[What to work on] Examine the entries below, count the lines holding the string "Total", and respond with the number only.

[Data extract]

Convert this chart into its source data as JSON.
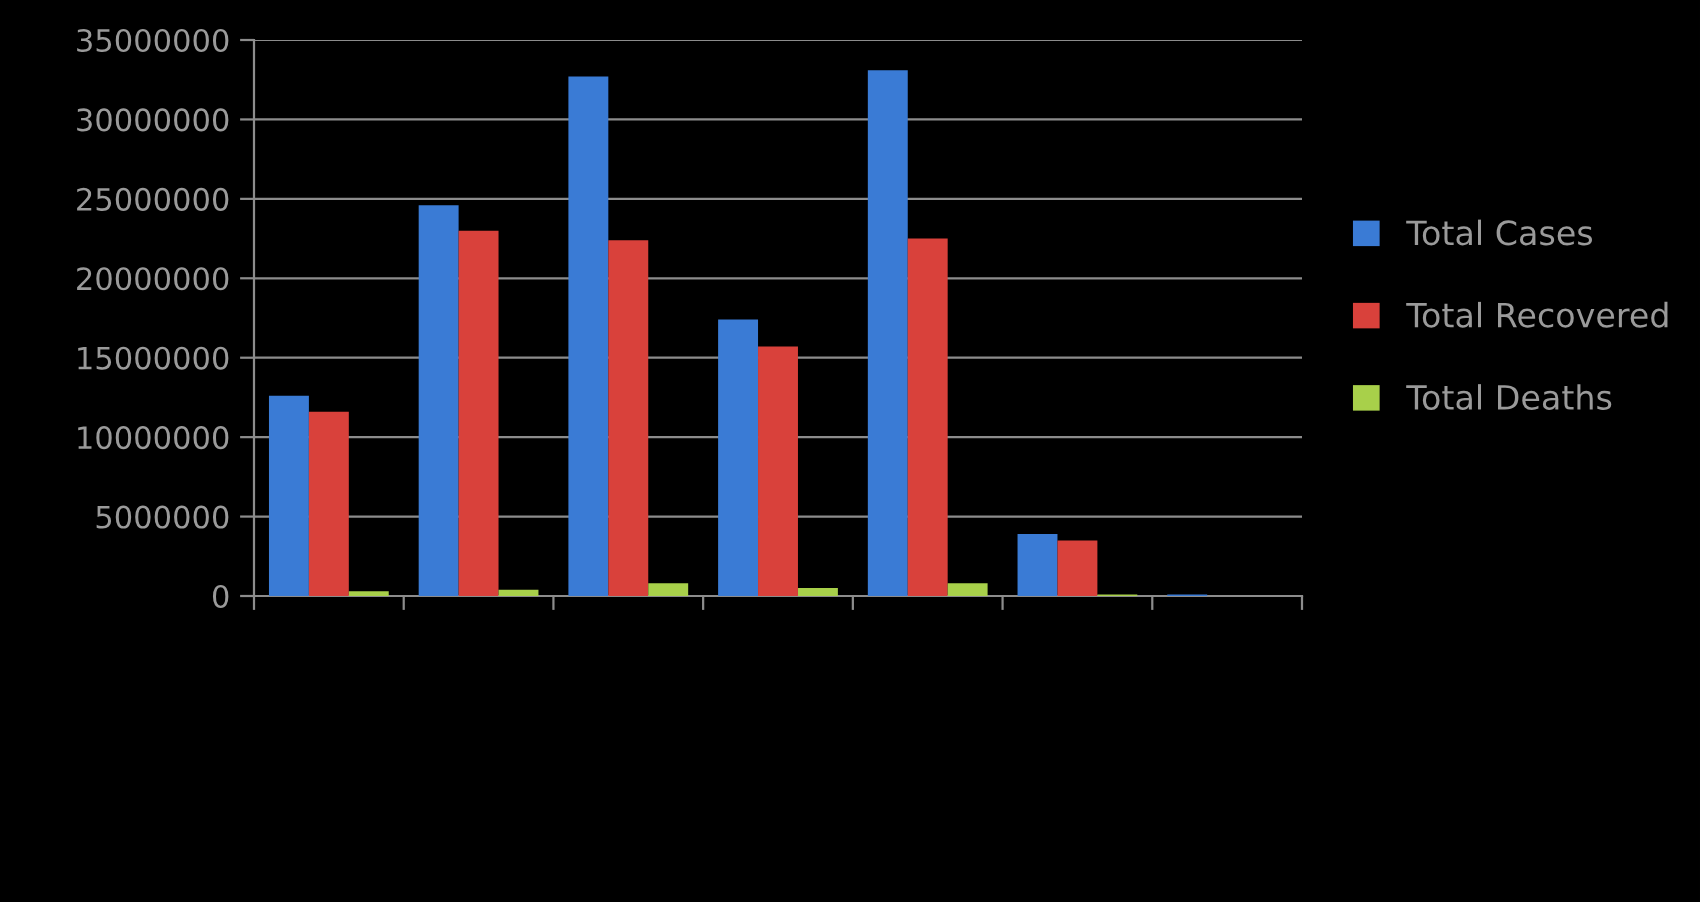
{
  "chart_data": {
    "type": "bar",
    "categories": [
      null,
      null,
      null,
      null,
      null,
      null,
      null
    ],
    "series": [
      {
        "name": "Total Cases",
        "color": "#3a7bd5",
        "values": [
          12600000,
          24600000,
          32700000,
          17400000,
          33100000,
          3900000,
          100000
        ]
      },
      {
        "name": "Total Recovered",
        "color": "#d9413b",
        "values": [
          11600000,
          23000000,
          22400000,
          15700000,
          22500000,
          3500000,
          0
        ]
      },
      {
        "name": "Total Deaths",
        "color": "#a8d04a",
        "values": [
          300000,
          400000,
          800000,
          500000,
          800000,
          100000,
          0
        ]
      }
    ],
    "ylim": [
      0,
      35000000
    ],
    "yticks": [
      0,
      5000000,
      10000000,
      15000000,
      20000000,
      25000000,
      30000000,
      35000000
    ],
    "grid": "y",
    "legend": "right"
  }
}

[Finished answer] 3